**Exercise objective:** Which lines in the records below contain the word "sprice"? Copy each of them.

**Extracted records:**
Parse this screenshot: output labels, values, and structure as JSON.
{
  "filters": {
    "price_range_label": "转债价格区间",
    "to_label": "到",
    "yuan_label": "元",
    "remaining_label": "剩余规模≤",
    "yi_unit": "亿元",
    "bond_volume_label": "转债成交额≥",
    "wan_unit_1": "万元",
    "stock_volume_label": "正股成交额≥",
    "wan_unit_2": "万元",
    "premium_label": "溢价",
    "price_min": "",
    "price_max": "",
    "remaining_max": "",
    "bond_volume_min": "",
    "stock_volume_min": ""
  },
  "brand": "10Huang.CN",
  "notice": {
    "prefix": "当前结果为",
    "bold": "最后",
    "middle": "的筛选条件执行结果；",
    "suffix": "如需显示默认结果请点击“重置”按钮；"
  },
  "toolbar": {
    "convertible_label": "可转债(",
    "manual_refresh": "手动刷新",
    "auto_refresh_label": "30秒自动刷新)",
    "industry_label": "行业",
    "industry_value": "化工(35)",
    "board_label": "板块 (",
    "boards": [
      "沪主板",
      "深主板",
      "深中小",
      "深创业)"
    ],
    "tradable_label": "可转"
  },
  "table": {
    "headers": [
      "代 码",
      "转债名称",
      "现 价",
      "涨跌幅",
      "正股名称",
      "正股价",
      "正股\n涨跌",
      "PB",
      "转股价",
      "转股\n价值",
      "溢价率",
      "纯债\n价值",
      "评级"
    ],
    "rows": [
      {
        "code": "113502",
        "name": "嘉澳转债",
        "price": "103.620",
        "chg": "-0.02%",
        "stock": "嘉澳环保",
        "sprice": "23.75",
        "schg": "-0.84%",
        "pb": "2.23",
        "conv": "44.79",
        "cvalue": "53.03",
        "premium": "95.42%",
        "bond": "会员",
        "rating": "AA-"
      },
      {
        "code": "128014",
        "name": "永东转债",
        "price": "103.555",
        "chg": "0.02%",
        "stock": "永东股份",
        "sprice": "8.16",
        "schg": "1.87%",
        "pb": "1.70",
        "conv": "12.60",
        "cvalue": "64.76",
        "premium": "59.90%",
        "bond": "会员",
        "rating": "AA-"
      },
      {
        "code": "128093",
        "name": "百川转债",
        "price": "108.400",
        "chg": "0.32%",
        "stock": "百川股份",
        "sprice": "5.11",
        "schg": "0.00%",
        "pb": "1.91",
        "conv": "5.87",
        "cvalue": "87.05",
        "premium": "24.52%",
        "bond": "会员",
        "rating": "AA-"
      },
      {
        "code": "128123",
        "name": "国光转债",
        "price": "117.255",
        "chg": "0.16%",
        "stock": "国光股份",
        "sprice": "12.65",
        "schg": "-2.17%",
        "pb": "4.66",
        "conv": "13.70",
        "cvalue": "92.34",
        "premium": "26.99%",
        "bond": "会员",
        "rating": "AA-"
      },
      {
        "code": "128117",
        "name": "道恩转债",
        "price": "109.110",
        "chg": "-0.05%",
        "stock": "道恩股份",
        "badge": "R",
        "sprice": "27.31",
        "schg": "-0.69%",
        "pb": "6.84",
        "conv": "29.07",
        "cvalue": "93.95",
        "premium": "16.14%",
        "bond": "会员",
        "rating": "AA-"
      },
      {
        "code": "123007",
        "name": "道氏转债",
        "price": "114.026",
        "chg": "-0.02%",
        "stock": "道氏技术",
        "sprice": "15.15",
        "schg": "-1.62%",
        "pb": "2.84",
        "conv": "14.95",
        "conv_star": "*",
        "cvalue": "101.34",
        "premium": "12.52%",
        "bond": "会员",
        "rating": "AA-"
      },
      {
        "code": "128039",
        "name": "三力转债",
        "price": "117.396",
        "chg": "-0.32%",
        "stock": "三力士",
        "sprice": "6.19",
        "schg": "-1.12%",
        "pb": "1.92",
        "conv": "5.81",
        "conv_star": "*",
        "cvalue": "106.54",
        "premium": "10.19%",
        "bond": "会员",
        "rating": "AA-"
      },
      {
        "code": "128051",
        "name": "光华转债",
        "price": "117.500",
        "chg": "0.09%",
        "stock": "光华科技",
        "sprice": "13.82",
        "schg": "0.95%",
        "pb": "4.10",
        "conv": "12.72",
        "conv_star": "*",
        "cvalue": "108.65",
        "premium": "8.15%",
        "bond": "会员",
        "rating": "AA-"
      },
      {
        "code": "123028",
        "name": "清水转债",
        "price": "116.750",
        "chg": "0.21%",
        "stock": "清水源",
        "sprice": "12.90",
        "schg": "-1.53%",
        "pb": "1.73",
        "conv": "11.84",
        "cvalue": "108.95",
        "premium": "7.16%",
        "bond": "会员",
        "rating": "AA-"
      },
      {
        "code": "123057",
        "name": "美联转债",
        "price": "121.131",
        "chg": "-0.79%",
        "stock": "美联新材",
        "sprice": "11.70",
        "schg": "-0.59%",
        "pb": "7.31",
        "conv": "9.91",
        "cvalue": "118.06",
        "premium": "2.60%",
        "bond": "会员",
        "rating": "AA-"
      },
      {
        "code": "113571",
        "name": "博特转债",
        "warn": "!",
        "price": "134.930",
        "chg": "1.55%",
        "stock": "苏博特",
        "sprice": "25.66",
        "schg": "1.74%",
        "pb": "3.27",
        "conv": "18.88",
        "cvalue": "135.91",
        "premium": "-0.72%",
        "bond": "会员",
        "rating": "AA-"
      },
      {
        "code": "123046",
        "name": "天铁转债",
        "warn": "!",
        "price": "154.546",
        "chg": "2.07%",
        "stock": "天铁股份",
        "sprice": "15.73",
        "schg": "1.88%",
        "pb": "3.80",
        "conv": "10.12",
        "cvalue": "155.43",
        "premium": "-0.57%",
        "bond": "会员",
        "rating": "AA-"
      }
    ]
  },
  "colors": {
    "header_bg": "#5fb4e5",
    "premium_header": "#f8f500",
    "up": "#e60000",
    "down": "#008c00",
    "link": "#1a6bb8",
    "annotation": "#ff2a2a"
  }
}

**Final result:**
        "sprice": "23.75",
        "sprice": "8.16",
        "sprice": "5.11",
        "sprice": "12.65",
        "sprice": "27.31",
        "sprice": "15.15",
        "sprice": "6.19",
        "sprice": "13.82",
        "sprice": "12.90",
        "sprice": "11.70",
        "sprice": "25.66",
        "sprice": "15.73",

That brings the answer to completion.